INFORMATION SHOWN:

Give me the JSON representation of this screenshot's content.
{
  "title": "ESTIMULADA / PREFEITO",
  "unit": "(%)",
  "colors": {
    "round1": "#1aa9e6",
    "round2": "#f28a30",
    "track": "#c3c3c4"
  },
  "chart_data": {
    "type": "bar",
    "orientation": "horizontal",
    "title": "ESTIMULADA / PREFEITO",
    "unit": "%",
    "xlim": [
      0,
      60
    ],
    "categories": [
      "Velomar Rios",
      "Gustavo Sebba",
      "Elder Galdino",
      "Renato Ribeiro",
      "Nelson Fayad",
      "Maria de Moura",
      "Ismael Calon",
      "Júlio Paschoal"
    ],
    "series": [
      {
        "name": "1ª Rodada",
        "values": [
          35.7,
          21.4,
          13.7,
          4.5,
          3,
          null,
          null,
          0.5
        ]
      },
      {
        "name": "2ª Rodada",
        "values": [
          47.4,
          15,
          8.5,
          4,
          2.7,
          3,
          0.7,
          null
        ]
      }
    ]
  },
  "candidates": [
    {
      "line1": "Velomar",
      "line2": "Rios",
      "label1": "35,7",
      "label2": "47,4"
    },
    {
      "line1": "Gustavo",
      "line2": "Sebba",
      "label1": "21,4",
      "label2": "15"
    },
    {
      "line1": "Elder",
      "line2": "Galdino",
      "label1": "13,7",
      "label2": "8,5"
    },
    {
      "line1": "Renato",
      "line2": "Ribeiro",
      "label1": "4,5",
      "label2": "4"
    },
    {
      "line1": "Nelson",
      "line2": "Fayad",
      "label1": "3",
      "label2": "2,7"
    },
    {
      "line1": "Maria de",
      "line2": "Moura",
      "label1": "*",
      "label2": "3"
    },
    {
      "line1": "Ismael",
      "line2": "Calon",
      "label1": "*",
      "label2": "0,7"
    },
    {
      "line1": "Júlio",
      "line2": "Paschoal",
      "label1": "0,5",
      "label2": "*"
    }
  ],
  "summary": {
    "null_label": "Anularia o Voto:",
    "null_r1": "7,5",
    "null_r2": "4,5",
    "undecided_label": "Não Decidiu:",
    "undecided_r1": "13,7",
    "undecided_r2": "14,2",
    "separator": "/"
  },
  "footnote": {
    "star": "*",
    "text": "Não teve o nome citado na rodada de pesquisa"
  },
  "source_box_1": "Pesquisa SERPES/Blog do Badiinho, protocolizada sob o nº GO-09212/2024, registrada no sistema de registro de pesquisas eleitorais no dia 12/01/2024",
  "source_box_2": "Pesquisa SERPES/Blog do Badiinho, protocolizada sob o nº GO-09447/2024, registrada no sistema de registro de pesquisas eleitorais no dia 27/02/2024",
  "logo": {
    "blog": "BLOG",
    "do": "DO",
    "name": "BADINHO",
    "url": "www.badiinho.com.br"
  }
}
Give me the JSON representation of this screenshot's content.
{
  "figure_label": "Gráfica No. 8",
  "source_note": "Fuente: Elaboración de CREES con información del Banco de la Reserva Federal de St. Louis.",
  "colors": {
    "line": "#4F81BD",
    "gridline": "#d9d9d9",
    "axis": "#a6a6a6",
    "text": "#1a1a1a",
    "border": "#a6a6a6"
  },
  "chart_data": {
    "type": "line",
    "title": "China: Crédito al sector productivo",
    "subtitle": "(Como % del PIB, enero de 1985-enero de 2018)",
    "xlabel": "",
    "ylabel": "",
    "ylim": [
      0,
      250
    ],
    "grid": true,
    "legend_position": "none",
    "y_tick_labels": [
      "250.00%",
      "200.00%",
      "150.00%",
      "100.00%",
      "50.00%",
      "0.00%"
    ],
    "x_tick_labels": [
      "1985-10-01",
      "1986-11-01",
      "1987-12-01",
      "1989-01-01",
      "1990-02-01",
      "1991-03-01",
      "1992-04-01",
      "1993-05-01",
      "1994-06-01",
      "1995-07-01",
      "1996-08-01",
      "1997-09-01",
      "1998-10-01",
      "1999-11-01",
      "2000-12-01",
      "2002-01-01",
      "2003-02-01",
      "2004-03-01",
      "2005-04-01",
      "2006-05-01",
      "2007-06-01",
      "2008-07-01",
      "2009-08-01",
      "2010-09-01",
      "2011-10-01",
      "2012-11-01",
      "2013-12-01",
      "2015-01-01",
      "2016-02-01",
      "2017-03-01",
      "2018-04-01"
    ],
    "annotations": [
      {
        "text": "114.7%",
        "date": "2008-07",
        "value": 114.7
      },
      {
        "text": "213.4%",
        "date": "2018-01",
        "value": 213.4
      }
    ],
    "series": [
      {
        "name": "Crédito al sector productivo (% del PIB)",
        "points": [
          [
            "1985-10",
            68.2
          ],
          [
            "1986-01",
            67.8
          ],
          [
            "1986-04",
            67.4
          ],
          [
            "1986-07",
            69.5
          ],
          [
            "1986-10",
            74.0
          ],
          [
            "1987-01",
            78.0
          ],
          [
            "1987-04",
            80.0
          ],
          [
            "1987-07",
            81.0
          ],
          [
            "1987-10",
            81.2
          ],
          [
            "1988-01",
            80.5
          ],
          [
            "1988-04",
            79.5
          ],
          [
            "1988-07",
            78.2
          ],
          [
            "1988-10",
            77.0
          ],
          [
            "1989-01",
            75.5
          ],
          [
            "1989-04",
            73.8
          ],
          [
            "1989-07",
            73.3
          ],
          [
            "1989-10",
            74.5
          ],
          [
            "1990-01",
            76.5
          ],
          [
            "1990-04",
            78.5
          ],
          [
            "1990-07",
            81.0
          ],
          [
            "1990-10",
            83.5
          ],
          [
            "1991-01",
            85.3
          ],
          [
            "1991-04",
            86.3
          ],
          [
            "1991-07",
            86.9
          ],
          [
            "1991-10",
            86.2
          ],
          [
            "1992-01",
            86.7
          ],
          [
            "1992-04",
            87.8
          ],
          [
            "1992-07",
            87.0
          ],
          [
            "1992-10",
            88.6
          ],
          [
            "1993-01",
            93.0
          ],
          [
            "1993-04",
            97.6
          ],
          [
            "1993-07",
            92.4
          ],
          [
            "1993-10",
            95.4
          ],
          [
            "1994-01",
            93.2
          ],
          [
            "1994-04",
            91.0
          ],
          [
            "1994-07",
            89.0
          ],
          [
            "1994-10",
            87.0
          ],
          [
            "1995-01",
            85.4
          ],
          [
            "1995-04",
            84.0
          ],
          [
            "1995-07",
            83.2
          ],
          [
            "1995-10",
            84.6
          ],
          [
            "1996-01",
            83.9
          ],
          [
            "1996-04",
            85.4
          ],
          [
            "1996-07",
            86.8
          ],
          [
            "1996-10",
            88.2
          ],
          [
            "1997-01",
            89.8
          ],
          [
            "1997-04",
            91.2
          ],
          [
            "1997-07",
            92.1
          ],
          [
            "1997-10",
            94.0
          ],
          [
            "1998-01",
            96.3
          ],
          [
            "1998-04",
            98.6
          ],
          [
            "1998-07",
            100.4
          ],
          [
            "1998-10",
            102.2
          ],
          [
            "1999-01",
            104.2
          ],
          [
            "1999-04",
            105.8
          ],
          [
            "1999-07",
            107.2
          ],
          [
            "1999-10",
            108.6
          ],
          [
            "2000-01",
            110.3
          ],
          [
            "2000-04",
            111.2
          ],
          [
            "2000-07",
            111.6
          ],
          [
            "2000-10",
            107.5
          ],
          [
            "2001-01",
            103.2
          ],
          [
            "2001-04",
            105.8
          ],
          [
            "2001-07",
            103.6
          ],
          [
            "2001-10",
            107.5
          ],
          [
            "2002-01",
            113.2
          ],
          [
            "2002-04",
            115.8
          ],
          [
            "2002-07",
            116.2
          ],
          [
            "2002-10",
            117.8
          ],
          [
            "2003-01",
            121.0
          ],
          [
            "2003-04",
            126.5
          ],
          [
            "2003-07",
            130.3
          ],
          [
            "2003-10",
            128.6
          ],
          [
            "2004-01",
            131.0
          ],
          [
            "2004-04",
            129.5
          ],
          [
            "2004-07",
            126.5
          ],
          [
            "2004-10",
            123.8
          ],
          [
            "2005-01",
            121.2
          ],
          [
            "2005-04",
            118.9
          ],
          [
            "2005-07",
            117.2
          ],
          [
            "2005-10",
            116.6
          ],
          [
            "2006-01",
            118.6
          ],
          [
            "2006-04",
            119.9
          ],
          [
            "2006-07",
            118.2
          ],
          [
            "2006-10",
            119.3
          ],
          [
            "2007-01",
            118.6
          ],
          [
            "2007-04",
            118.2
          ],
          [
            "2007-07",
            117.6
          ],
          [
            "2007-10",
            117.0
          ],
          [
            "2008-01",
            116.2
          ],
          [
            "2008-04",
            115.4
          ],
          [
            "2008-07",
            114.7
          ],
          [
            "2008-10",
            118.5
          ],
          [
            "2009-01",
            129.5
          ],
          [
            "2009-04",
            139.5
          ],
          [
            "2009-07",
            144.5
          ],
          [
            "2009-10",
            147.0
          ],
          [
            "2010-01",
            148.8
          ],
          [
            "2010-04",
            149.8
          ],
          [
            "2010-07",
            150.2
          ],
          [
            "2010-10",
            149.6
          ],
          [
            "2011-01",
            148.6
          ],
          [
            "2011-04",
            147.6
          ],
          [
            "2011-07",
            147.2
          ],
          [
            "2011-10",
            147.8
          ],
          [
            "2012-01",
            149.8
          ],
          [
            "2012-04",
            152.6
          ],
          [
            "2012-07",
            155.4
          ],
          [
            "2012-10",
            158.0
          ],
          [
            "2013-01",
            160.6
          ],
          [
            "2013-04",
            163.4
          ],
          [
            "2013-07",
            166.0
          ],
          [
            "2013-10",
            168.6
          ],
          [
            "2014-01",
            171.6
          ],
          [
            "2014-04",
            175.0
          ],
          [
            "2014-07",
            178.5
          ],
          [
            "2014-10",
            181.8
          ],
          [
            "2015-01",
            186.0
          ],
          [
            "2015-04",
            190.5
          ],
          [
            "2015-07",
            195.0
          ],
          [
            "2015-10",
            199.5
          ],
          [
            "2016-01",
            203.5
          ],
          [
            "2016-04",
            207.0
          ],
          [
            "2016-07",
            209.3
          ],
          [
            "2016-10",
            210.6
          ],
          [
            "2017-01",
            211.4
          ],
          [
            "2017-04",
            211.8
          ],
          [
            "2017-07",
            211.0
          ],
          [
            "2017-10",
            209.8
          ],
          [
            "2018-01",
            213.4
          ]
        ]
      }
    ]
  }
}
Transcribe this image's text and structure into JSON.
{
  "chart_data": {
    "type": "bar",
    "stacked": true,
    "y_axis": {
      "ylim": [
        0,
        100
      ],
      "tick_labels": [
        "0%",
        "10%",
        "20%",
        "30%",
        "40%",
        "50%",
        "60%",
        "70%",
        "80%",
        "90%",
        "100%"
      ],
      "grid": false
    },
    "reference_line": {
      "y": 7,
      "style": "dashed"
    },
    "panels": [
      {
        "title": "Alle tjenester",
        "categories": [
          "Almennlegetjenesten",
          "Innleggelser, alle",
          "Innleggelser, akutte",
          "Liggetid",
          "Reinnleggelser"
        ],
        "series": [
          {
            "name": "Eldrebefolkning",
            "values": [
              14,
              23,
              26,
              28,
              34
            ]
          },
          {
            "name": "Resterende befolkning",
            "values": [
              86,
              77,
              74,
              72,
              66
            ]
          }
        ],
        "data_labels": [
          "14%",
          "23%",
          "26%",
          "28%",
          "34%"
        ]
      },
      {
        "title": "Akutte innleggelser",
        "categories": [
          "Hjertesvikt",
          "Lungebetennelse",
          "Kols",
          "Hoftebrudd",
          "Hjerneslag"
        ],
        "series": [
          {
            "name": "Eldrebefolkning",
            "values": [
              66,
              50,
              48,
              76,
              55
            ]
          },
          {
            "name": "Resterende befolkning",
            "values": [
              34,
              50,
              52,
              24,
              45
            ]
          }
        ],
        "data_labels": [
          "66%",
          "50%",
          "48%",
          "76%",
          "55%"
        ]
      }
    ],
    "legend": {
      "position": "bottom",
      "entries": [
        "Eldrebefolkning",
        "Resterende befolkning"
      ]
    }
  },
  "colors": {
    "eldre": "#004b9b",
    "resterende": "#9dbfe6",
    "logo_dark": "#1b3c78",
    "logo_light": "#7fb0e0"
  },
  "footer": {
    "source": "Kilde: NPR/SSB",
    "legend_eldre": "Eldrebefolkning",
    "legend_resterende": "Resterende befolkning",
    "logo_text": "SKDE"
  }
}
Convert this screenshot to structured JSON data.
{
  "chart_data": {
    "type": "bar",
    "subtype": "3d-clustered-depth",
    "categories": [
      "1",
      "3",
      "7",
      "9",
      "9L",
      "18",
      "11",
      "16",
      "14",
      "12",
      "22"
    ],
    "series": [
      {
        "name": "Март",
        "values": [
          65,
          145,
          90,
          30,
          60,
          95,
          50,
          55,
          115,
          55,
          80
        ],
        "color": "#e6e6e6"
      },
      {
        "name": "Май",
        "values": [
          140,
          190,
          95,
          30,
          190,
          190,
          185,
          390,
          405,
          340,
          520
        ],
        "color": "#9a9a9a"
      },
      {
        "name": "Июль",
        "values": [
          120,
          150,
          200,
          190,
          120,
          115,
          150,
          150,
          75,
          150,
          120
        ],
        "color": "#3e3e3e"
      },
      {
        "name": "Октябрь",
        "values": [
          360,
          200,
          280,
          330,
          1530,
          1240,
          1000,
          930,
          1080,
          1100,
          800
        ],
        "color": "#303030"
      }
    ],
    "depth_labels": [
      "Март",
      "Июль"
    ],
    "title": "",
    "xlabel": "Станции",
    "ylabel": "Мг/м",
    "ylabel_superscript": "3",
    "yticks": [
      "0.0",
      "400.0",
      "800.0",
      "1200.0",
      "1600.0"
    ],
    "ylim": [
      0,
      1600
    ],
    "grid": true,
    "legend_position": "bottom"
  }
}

TASK OBJECTIVE:
In the entries above, find the lines containing the word "sistema" and say how many there are, with no other words.

FINISHED ANSWER:
2